Stored entries
* * * * * * *
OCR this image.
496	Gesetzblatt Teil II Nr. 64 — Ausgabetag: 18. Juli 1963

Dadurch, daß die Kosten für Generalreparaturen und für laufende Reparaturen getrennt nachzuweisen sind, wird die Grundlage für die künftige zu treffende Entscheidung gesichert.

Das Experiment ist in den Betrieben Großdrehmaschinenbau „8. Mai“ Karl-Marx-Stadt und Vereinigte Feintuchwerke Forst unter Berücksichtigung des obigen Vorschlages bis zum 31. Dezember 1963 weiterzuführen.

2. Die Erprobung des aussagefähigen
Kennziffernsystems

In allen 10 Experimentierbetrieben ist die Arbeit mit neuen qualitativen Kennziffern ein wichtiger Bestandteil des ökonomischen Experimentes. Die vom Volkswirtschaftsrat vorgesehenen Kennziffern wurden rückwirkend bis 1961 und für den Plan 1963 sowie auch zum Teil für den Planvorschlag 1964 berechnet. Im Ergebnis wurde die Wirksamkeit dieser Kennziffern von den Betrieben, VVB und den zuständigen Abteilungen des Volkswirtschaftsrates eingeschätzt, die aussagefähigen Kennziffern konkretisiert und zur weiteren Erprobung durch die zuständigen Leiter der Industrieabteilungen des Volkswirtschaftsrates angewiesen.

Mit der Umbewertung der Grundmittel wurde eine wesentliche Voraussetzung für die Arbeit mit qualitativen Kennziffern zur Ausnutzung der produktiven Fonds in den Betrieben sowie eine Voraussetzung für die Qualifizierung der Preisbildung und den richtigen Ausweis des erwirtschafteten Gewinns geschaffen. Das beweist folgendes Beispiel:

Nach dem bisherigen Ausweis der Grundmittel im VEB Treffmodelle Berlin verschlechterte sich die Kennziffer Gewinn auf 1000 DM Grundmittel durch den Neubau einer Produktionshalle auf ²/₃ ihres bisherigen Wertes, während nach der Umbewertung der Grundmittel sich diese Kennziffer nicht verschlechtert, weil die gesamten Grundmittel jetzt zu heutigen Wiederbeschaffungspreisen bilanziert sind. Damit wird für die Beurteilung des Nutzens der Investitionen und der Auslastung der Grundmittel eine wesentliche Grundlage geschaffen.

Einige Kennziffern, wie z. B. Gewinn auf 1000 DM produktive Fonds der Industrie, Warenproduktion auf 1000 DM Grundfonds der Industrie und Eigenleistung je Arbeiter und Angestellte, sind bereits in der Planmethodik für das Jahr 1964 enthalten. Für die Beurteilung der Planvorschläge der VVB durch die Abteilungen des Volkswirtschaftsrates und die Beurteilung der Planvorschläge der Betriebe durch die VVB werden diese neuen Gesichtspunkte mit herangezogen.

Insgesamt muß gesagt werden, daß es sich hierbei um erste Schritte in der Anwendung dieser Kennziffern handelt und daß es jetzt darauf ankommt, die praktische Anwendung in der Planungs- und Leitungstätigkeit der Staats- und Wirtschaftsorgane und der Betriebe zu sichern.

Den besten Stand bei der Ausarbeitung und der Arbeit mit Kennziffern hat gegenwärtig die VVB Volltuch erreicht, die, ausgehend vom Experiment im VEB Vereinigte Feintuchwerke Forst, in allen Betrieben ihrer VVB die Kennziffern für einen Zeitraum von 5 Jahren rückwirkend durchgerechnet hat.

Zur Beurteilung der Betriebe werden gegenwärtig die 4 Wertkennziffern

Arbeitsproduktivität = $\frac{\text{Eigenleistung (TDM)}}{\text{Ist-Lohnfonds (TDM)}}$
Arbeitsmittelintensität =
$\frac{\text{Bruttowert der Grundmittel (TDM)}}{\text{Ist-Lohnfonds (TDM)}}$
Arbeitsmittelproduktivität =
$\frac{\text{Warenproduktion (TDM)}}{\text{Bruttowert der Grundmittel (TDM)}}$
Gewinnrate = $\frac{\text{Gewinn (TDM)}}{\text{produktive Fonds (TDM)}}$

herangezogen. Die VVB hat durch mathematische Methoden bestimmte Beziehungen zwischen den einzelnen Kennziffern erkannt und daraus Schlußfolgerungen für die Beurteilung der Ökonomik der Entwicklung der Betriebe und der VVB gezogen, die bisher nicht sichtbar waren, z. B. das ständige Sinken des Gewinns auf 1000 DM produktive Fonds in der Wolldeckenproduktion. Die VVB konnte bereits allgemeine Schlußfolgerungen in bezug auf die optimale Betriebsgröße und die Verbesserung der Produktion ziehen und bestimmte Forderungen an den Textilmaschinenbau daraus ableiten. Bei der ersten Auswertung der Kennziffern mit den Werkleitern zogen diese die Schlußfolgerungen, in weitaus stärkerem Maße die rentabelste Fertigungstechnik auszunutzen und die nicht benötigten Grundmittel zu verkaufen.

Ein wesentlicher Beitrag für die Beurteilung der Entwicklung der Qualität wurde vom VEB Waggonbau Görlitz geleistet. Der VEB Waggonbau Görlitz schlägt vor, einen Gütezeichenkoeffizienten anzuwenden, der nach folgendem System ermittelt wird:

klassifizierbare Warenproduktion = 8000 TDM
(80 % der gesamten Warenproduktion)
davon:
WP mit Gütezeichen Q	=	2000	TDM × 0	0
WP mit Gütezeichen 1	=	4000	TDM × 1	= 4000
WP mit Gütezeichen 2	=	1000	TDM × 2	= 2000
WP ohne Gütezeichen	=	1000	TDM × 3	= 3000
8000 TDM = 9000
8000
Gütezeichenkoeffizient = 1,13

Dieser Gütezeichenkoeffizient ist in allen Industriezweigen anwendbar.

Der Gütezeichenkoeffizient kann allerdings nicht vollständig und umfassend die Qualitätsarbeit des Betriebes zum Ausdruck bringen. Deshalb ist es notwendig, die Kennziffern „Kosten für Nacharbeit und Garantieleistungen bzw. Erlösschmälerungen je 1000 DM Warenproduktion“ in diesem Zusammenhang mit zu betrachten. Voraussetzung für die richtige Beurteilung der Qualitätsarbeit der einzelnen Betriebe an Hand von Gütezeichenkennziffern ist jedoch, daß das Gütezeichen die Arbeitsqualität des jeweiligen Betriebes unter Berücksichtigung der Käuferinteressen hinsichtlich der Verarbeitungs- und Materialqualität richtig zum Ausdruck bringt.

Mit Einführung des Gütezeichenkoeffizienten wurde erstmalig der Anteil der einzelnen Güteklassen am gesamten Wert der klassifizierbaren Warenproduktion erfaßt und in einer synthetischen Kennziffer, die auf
* * * * * * *
• What the task asks: Your task is to return the full listing exactly as it was given.

• Written answer:
OCR this image.
496	Gesetzblatt Teil II Nr. 64 — Ausgabetag: 18. Juli 1963

Dadurch, daß die Kosten für Generalreparaturen und für laufende Reparaturen getrennt nachzuweisen sind, wird die Grundlage für die künftige zu treffende Entscheidung gesichert.

Das Experiment ist in den Betrieben Großdrehmaschinenbau „8. Mai“ Karl-Marx-Stadt und Vereinigte Feintuchwerke Forst unter Berücksichtigung des obigen Vorschlages bis zum 31. Dezember 1963 weiterzuführen.

2. Die Erprobung des aussagefähigen
Kennziffernsystems

In allen 10 Experimentierbetrieben ist die Arbeit mit neuen qualitativen Kennziffern ein wichtiger Bestandteil des ökonomischen Experimentes. Die vom Volkswirtschaftsrat vorgesehenen Kennziffern wurden rückwirkend bis 1961 und für den Plan 1963 sowie auch zum Teil für den Planvorschlag 1964 berechnet. Im Ergebnis wurde die Wirksamkeit dieser Kennziffern von den Betrieben, VVB und den zuständigen Abteilungen des Volkswirtschaftsrates eingeschätzt, die aussagefähigen Kennziffern konkretisiert und zur weiteren Erprobung durch die zuständigen Leiter der Industrieabteilungen des Volkswirtschaftsrates angewiesen.

Mit der Umbewertung der Grundmittel wurde eine wesentliche Voraussetzung für die Arbeit mit qualitativen Kennziffern zur Ausnutzung der produktiven Fonds in den Betrieben sowie eine Voraussetzung für die Qualifizierung der Preisbildung und den richtigen Ausweis des erwirtschafteten Gewinns geschaffen. Das beweist folgendes Beispiel:

Nach dem bisherigen Ausweis der Grundmittel im VEB Treffmodelle Berlin verschlechterte sich die Kennziffer Gewinn auf 1000 DM Grundmittel durch den Neubau einer Produktionshalle auf ²/₃ ihres bisherigen Wertes, während nach der Umbewertung der Grundmittel sich diese Kennziffer nicht verschlechtert, weil die gesamten Grundmittel jetzt zu heutigen Wiederbeschaffungspreisen bilanziert sind. Damit wird für die Beurteilung des Nutzens der Investitionen und der Auslastung der Grundmittel eine wesentliche Grundlage geschaffen.

Einige Kennziffern, wie z. B. Gewinn auf 1000 DM produktive Fonds der Industrie, Warenproduktion auf 1000 DM Grundfonds der Industrie und Eigenleistung je Arbeiter und Angestellte, sind bereits in der Planmethodik für das Jahr 1964 enthalten. Für die Beurteilung der Planvorschläge der VVB durch die Abteilungen des Volkswirtschaftsrates und die Beurteilung der Planvorschläge der Betriebe durch die VVB werden diese neuen Gesichtspunkte mit herangezogen.

Insgesamt muß gesagt werden, daß es sich hierbei um erste Schritte in der Anwendung dieser Kennziffern handelt und daß es jetzt darauf ankommt, die praktische Anwendung in der Planungs- und Leitungstätigkeit der Staats- und Wirtschaftsorgane und der Betriebe zu sichern.

Den besten Stand bei der Ausarbeitung und der Arbeit mit Kennziffern hat gegenwärtig die VVB Volltuch erreicht, die, ausgehend vom Experiment im VEB Vereinigte Feintuchwerke Forst, in allen Betrieben ihrer VVB die Kennziffern für einen Zeitraum von 5 Jahren rückwirkend durchgerechnet hat.

Zur Beurteilung der Betriebe werden gegenwärtig die 4 Wertkennziffern

Arbeitsproduktivität = $\frac{\text{Eigenleistung (TDM)}}{\text{Ist-Lohnfonds (TDM)}}$
Arbeitsmittelintensität =
$\frac{\text{Bruttowert der Grundmittel (TDM)}}{\text{Ist-Lohnfonds (TDM)}}$
Arbeitsmittelproduktivität =
$\frac{\text{Warenproduktion (TDM)}}{\text{Bruttowert der Grundmittel (TDM)}}$
Gewinnrate = $\frac{\text{Gewinn (TDM)}}{\text{produktive Fonds (TDM)}}$

herangezogen. Die VVB hat durch mathematische Methoden bestimmte Beziehungen zwischen den einzelnen Kennziffern erkannt und daraus Schlußfolgerungen für die Beurteilung der Ökonomik der Entwicklung der Betriebe und der VVB gezogen, die bisher nicht sichtbar waren, z. B. das ständige Sinken des Gewinns auf 1000 DM produktive Fonds in der Wolldeckenproduktion. Die VVB konnte bereits allgemeine Schlußfolgerungen in bezug auf die optimale Betriebsgröße und die Verbesserung der Produktion ziehen und bestimmte Forderungen an den Textilmaschinenbau daraus ableiten. Bei der ersten Auswertung der Kennziffern mit den Werkleitern zogen diese die Schlußfolgerungen, in weitaus stärkerem Maße die rentabelste Fertigungstechnik auszunutzen und die nicht benötigten Grundmittel zu verkaufen.

Ein wesentlicher Beitrag für die Beurteilung der Entwicklung der Qualität wurde vom VEB Waggonbau Görlitz geleistet. Der VEB Waggonbau Görlitz schlägt vor, einen Gütezeichenkoeffizienten anzuwenden, der nach folgendem System ermittelt wird:

klassifizierbare Warenproduktion = 8000 TDM
(80 % der gesamten Warenproduktion)
davon:
WP mit Gütezeichen Q	=	2000	TDM × 0	0
WP mit Gütezeichen 1	=	4000	TDM × 1	= 4000
WP mit Gütezeichen 2	=	1000	TDM × 2	= 2000
WP ohne Gütezeichen	=	1000	TDM × 3	= 3000
8000 TDM = 9000
8000
Gütezeichenkoeffizient = 1,13

Dieser Gütezeichenkoeffizient ist in allen Industriezweigen anwendbar.

Der Gütezeichenkoeffizient kann allerdings nicht vollständig und umfassend die Qualitätsarbeit des Betriebes zum Ausdruck bringen. Deshalb ist es notwendig, die Kennziffern „Kosten für Nacharbeit und Garantieleistungen bzw. Erlösschmälerungen je 1000 DM Warenproduktion“ in diesem Zusammenhang mit zu betrachten. Voraussetzung für die richtige Beurteilung der Qualitätsarbeit der einzelnen Betriebe an Hand von Gütezeichenkennziffern ist jedoch, daß das Gütezeichen die Arbeitsqualität des jeweiligen Betriebes unter Berücksichtigung der Käuferinteressen hinsichtlich der Verarbeitungs- und Materialqualität richtig zum Ausdruck bringt.

Mit Einführung des Gütezeichenkoeffizienten wurde erstmalig der Anteil der einzelnen Güteklassen am gesamten Wert der klassifizierbaren Warenproduktion erfaßt und in einer synthetischen Kennziffer, die auf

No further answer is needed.